We have all had physicians suggest an x-ray, blood test or other screening test during an office visit. It is important for patients to have a personal physician who they can consult for routine health matters. However, increasingly entrepreneurs are offering direct-to-consumer health screenings without visiting your doctor.
Life Line Screening has 60 teams traveling the lower 48 states in mobile medical clinics (buses) conducting screening services. They park the modified buses with two exam rooms in places such as church parking lots, community centers, senior centers and other civic building locations. The firm uses ultrasound and blood tests to screen for conditions such as carotid artery stenosis, abdominal aortic aneurysm, peripheral arterial disease among numerous other screenings. The cost is $149 and up depending on the services performed.
Even if I do not see my doctor every year it is a good idea to have an annual record of my lab results. Once a year I order Wellness #3 Extreme Blood and Urine Test Panel from Walk-in Lab to track my blood chemistry from one year to the next. I have all the yearly results archived going back about 12 years. Whenever I visit a physician, I give them the latest results. This has helped on several occasions when my doctors would have otherwise ordered expensive lab tests. Tests costing hundreds of dollars at a clinic (thousands at a hospital) cost me $152 with a coupon code. Quest Diagnostics has a location inside a Walmart a mile up the road from where I live. I can just swing by for a blood draw and I’m done in 15 minutes.
Advanced Body Scan has offices in Plano, Texas and Oklahoma City. The firm offers heart and lung scanning services using 4DCT technology through Groupon. The current deal is $196 for two people, although I have seen prices as low as $68 for one person. They also offer a full body scan with radiology interpretation for around $1,200. A family member got a full body CT scan from a mobile scanning service after having abdominal and back pain his doctor dismissed as back strain. It found kidney stones.

++++++

ASSIGNED TASK A:
List the conditions that the text on direct-to-consumer health screening names as ones Life Line Screening screens for.
ASSIGNED TASK B:
Print the passage from the text on direct-to-consumer health screening that starts at "Advanced Body Scan" and ends at "found kidney stones.".

++++++

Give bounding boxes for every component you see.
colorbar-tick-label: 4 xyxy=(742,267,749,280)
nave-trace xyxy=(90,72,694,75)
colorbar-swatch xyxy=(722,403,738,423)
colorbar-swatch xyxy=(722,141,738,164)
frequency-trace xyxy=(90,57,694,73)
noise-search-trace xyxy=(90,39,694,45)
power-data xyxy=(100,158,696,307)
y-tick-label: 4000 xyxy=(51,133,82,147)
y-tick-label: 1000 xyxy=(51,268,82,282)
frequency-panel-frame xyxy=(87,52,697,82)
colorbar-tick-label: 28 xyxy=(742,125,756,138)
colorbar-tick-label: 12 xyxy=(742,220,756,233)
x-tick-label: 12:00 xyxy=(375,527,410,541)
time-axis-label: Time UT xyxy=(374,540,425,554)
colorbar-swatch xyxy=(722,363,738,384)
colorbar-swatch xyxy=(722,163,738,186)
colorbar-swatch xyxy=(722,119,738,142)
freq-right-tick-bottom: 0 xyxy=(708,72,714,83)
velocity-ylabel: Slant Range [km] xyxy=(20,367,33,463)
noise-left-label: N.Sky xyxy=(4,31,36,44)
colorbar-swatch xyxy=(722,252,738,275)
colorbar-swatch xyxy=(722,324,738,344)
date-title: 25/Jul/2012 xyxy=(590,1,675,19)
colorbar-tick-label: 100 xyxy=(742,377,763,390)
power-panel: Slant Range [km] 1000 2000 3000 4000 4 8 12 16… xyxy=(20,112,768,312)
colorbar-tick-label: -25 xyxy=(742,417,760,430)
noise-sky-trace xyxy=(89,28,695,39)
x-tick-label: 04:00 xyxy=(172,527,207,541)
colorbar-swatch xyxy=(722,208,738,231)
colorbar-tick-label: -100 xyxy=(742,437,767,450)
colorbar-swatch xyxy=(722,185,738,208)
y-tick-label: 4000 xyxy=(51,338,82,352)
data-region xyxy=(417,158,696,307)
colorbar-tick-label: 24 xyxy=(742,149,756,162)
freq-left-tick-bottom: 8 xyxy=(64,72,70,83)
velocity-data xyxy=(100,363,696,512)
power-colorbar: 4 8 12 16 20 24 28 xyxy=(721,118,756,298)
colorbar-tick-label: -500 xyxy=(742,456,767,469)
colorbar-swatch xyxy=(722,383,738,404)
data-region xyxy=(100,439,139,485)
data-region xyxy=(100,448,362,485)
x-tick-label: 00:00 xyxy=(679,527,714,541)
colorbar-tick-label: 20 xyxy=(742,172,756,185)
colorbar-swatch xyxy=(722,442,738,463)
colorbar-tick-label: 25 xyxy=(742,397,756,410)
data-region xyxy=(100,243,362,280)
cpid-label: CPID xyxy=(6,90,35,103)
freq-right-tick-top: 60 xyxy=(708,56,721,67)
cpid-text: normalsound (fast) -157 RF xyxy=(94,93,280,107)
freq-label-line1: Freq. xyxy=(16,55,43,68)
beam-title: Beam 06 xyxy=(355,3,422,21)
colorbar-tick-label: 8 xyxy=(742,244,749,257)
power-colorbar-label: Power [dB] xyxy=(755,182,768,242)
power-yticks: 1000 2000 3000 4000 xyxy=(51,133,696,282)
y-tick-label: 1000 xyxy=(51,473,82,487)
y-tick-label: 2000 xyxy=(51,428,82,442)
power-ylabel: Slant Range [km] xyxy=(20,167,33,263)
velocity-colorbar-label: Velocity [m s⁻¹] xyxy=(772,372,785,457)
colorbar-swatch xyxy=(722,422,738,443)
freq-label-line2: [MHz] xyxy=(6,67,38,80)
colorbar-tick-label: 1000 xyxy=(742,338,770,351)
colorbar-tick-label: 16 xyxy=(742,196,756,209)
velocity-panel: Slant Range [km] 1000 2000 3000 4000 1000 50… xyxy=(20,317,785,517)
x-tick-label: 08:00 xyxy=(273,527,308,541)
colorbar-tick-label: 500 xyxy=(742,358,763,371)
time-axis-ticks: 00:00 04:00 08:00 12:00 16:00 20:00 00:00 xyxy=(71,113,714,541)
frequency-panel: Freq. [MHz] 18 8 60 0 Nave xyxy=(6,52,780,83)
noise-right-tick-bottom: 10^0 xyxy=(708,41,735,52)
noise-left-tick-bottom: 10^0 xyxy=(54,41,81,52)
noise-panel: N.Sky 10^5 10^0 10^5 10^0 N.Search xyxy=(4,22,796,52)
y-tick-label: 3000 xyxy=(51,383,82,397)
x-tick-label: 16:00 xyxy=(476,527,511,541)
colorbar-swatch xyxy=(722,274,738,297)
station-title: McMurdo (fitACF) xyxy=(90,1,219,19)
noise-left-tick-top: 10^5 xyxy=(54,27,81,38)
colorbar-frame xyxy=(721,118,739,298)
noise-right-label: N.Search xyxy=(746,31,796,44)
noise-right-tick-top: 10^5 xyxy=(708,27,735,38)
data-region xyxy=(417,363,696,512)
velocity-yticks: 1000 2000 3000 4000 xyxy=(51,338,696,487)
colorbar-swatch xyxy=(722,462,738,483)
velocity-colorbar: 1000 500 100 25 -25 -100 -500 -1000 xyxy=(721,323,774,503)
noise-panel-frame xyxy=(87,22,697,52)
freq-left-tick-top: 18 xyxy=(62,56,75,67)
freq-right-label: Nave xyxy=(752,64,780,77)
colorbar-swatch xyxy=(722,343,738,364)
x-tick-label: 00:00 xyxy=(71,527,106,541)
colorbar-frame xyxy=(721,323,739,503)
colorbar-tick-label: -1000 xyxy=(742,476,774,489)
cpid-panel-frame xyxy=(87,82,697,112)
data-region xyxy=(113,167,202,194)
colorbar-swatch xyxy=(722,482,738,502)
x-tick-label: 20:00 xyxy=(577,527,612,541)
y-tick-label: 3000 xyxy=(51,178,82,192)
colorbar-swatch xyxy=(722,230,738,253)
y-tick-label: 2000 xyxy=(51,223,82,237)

++++++

RESPONSE A:
- Carotid artery stenosis
- Abdominal aortic aneurysm
- Peripheral arterial disease

RESPONSE B:
Advanced Body Scan has offices in Plano, Texas and Oklahoma City. The firm offers heart and lung scanning services using 4DCT technology through Groupon. The current deal is $196 for two people, although I have seen prices as low as $68 for one person. They also offer a full body scan with radiology interpretation for around $1,200. A family member got a full body CT scan from a mobile scanning service after having abdominal and back pain his doctor dismissed as back strain. It found kidney stones.